▶ _Problem statement_
Write out all of the entries exactly as given.

▶ _Extracted data_
..........

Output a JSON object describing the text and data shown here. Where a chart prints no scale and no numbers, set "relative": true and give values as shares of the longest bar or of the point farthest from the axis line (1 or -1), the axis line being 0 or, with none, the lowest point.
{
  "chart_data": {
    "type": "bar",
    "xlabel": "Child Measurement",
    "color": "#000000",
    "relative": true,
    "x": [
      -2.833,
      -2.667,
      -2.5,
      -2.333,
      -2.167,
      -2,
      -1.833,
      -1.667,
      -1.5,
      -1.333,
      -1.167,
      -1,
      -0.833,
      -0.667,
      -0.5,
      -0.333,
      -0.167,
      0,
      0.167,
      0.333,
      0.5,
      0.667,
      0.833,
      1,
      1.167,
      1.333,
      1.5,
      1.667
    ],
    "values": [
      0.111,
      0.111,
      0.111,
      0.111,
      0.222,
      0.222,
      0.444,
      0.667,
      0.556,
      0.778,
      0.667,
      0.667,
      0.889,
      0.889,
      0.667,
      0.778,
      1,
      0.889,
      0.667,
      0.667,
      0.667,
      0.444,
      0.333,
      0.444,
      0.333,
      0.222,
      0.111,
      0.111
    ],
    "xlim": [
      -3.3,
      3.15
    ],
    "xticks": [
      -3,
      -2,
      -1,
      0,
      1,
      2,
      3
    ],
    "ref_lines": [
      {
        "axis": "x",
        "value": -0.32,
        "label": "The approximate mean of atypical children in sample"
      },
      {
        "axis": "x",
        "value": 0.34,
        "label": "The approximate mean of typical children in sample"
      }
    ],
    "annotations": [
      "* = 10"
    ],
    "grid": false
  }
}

..........

▶ _Final answer_
Output a JSON object describing the text and data shown here. Where a chart prints no scale and no numbers, set "relative": true and give values as shares of the longest bar or of the point farthest from the axis line (1 or -1), the axis line being 0 or, with none, the lowest point.
{
  "chart_data": {
    "type": "bar",
    "xlabel": "Child Measurement",
    "color": "#000000",
    "relative": true,
    "x": [
      -2.833,
      -2.667,
      -2.5,
      -2.333,
      -2.167,
      -2,
      -1.833,
      -1.667,
      -1.5,
      -1.333,
      -1.167,
      -1,
      -0.833,
      -0.667,
      -0.5,
      -0.333,
      -0.167,
      0,
      0.167,
      0.333,
      0.5,
      0.667,
      0.833,
      1,
      1.167,
      1.333,
      1.5,
      1.667
    ],
    "values": [
      0.111,
      0.111,
      0.111,
      0.111,
      0.222,
      0.222,
      0.444,
      0.667,
      0.556,
      0.778,
      0.667,
      0.667,
      0.889,
      0.889,
      0.667,
      0.778,
      1,
      0.889,
      0.667,
      0.667,
      0.667,
      0.444,
      0.333,
      0.444,
      0.333,
      0.222,
      0.111,
      0.111
    ],
    "xlim": [
      -3.3,
      3.15
    ],
    "xticks": [
      -3,
      -2,
      -1,
      0,
      1,
      2,
      3
    ],
    "ref_lines": [
      {
        "axis": "x",
        "value": -0.32,
        "label": "The approximate mean of atypical children in sample"
      },
      {
        "axis": "x",
        "value": 0.34,
        "label": "The approximate mean of typical children in sample"
      }
    ],
    "annotations": [
      "* = 10"
    ],
    "grid": false
  }
}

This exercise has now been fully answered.